Find how many lines hold the word "Story". Give only the number.

--- begin DATA SHOWN ---

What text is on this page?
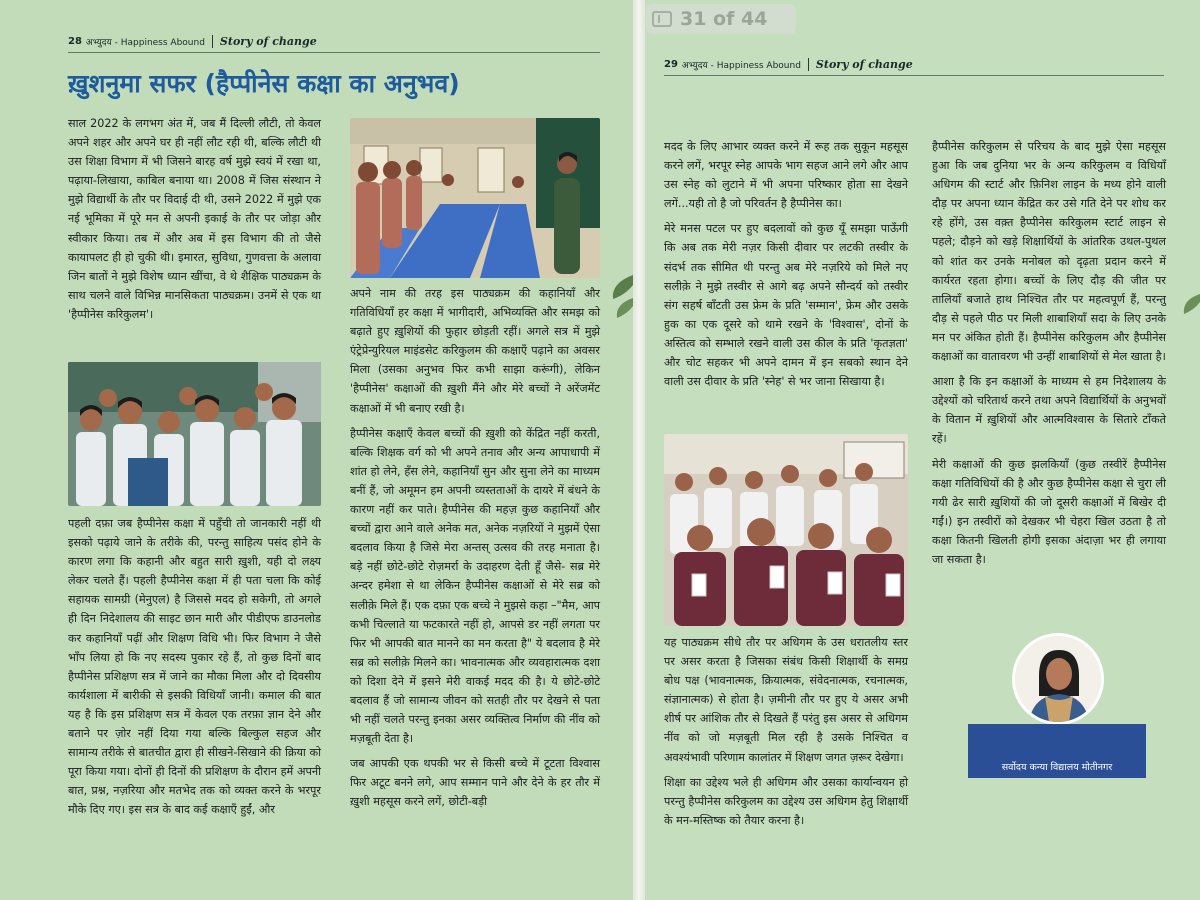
28 अभ्युदय - Happiness Abound Story of change
ख़ुशनुमा सफर (हैप्पीनेस कक्षा का अनुभव)

साल 2022 के लगभग अंत में, जब मैं दिल्ली लौटी, तो केवल अपने शहर और अपने घर ही नहीं लौट रही थी, बल्कि लौटी थी उस शिक्षा विभाग में भी जिसने बारह वर्ष मुझे स्वयं में रखा था, पढ़ाया-लिखाया, काबिल बनाया था। 2008 में जिस संस्थान ने मुझे विद्यार्थी के तौर पर विदाई दी थी, उसने 2022 में मुझे एक नई भूमिका में पूरे मन से अपनी इकाई के तौर पर जोड़ा और स्वीकार किया। तब में और अब में इस विभाग की तो जैसे कायापलट ही हो चुकी थी। इमारत, सुविधा, गुणवत्ता के अलावा जिन बातों ने मुझे विशेष ध्यान खींचा, वे थे शैक्षिक पाठ्यक्रम के साथ चलने वाले विभिन्न मानसिकता पाठ्यक्रम। उनमें से एक था 'हैप्पीनेस करिकुलम'।

पहली दफ़ा जब हैप्पीनेस कक्षा में पहुँची तो जानकारी नहीं थी इसको पढ़ाये जाने के तरीके की, परन्तु साहित्य पसंद होने के कारण लगा कि कहानी और बहुत सारी ख़ुशी, यही दो लक्ष्य लेकर चलते हैं। पहली हैप्पीनेस कक्षा में ही पता चला कि कोई सहायक सामग्री (मेनुएल) है जिससे मदद हो सकेगी, तो अगले ही दिन निदेशालय की साइट छान मारी और पीडीएफ डाउनलोड कर कहानियाँ पढ़ीं और शिक्षण विधि भी। फिर विभाग ने जैसे भाँप लिया हो कि नए सदस्य पुकार रहे हैं, तो कुछ दिनों बाद हैप्पीनेस प्रशिक्षण सत्र में जाने का मौका मिला और दो दिवसीय कार्यशाला में बारीकी से इसकी विधियाँ जानी। कमाल की बात यह है कि इस प्रशिक्षण सत्र में केवल एक तरफ़ा ज्ञान देने और बताने पर ज़ोर नहीं दिया गया बल्कि बिल्कुल सहज और सामान्य तरीके से बातचीत द्वारा ही सीखने-सिखाने की क्रिया को पूरा किया गया। दोनों ही दिनों की प्रशिक्षण के दौरान हमें अपनी बात, प्रश्न, नज़रिया और मतभेद तक को व्यक्त करने के भरपूर मौके दिए गए। इस सत्र के बाद कई कक्षाएँ हुईं, और

अपने नाम की तरह इस पाठ्यक्रम की कहानियाँ और गतिविधियाँ हर कक्षा में भागीदारी, अभिव्यक्ति और समझ को बढ़ाते हुए ख़ुशियों की फुहार छोड़ती रहीं। अगले सत्र में मुझे एंट्रेप्रेन्युरियल माइंडसेट करिकुलम की कक्षाएँ पढ़ाने का अवसर मिला (उसका अनुभव फिर कभी साझा करूंगी), लेकिन 'हैप्पीनेस' कक्षाओं की ख़ुशी मैंने और मेरे बच्चों ने अरेंजमेंट कक्षाओं में भी बनाए रखी है।

हैप्पीनेस कक्षाएँ केवल बच्चों की ख़ुशी को केंद्रित नहीं करती, बल्कि शिक्षक वर्ग को भी अपने तनाव और अन्य आपाधापी में शांत हो लेने, हँस लेने, कहानियाँ सुन और सुना लेने का माध्यम बनीं हैं, जो अमूमन हम अपनी व्यस्तताओं के दायरे में बंधने के कारण नहीं कर पाते। हैप्पीनेस की महज़ कुछ कहानियाँ और बच्चों द्वारा आने वाले अनेक मत, अनेक नज़रियों ने मुझमें ऐसा बदलाव किया है जिसे मेरा अन्तस् उत्सव की तरह मनाता है। बड़े नहीं छोटे-छोटे रोज़मर्रा के उदाहरण देती हूँ जैसे- सब्र मेरे अन्दर हमेशा से था लेकिन हैप्पीनेस कक्षाओं से मेरे सब्र को सलीक़े मिले हैं। एक दफ़ा एक बच्चे ने मुझसे कहा –"मैम, आप कभी चिल्लाते या फटकारते नहीं हो, आपसे डर नहीं लगता पर फिर भी आपकी बात मानने का मन करता है" ये बदलाव है मेरे सब्र को सलीक़े मिलने का। भावनात्मक और व्यवहारात्मक दशा को दिशा देने में इसने मेरी वाकई मदद की है। ये छोटे-छोटे बदलाव हैं जो सामान्य जीवन को सतही तौर पर देखने से पता भी नहीं चलते परन्तु इनका असर व्यक्तित्व निर्माण की नींव को मज़बूती देता है।

जब आपकी एक थपकी भर से किसी बच्चे में टूटता विश्वास फिर अटूट बनने लगे, आप सम्मान पाने और देने के हर तौर में ख़ुशी महसूस करने लगें, छोटी-बड़ी

31 of 44
29 अभ्युदय - Happiness Abound Story of change

मदद के लिए आभार व्यक्त करने में रूह तक सुकून महसूस करने लगें, भरपूर स्नेह आपके भाग सहज आने लगे और आप उस स्नेह को लुटाने में भी अपना परिष्कार होता सा देखने लगें...यही तो है जो परिवर्तन है हैप्पीनेस का।

मेरे मनस पटल पर हुए बदलावों को कुछ यूँ समझा पाऊँगी कि अब तक मेरी नज़र किसी दीवार पर लटकी तस्वीर के संदर्भ तक सीमित थी परन्तु अब मेरे नज़रिये को मिले नए सलीक़े ने मुझे तस्वीर से आगे बढ़ अपने सौन्दर्य को तस्वीर संग सहर्ष बाँटती उस फ्रेम के प्रति 'सम्मान', फ्रेम और उसके हुक का एक दूसरे को थामे रखने के 'विश्वास', दोनों के अस्तित्व को सम्भाले रखने वाली उस कील के प्रति 'कृतज्ञता' और चोट सहकर भी अपने दामन में इन सबको स्थान देने वाली उस दीवार के प्रति 'स्नेह' से भर जाना सिखाया है।

यह पाठ्यक्रम सीधे तौर पर अधिगम के उस धरातलीय स्तर पर असर करता है जिसका संबंध किसी शिक्षार्थी के समग्र बोध पक्ष (भावनात्मक, क्रियात्मक, संवेदनात्मक, रचनात्मक, संज्ञानात्मक) से होता है। ज़मीनी तौर पर हुए ये असर अभी शीर्ष पर आंशिक तौर से दिखते हैं परंतु इस असर से अधिगम नींव को जो मज़बूती मिल रही है उसके निश्चित व अवश्यंभावी परिणाम कालांतर में शिक्षण जगत ज़रूर देखेगा।

शिक्षा का उद्देश्य भले ही अधिगम और उसका कार्यान्वयन हो परन्तु हैप्पीनेस करिकुलम का उद्देश्य उस अधिगम हेतु शिक्षार्थी के मन-मस्तिष्क को तैयार करना है।

हैप्पीनेस करिकुलम से परिचय के बाद मुझे ऐसा महसूस हुआ कि जब दुनिया भर के अन्य करिकुलम व विधियाँ अधिगम की स्टार्ट और फ़िनिश लाइन के मध्य होने वाली दौड़ पर अपना ध्यान केंद्रित कर उसे गति देने पर शोध कर रहे होंगे, उस वक़्त हैप्पीनेस करिकुलम स्टार्ट लाइन से पहले; दौड़ने को खड़े शिक्षार्थियों के आंतरिक उथल-पुथल को शांत कर उनके मनोबल को दृढ़ता प्रदान करने में कार्यरत रहता होगा। बच्चों के लिए दौड़ की जीत पर तालियाँ बजाते हाथ निश्चित तौर पर महत्वपूर्ण हैं, परन्तु दौड़ से पहले पीठ पर मिली शाबाशियाँ सदा के लिए उनके मन पर अंकित होती हैं। हैप्पीनेस करिकुलम और हैप्पीनेस कक्षाओं का वातावरण भी उन्हीं शाबाशियों से मेल खाता है।

आशा है कि इन कक्षाओं के माध्यम से हम निदेशालय के उद्देश्यों को चरितार्थ करने तथा अपने विद्यार्थियों के अनुभवों के वितान में ख़ुशियों और आत्मविश्वास के सितारे टाँकते रहें।

मेरी कक्षाओं की कुछ झलकियाँ (कुछ तस्वीरें हैप्पीनेस कक्षा गतिविधियों की है और कुछ हैप्पीनेस कक्षा से चुरा ली गयी ढेर सारी ख़ुशियों की जो दूसरी कक्षाओं में बिखेर दी गईं।) इन तस्वीरों को देखकर भी चेहरा खिल उठता है तो कक्षा कितनी खिलती होगी इसका अंदाज़ा भर ही लगाया जा सकता है।

सर्वोदय कन्या विद्यालय मोतीनगर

--- end DATA SHOWN ---

SOLUTION TO THIS PROBLEM
2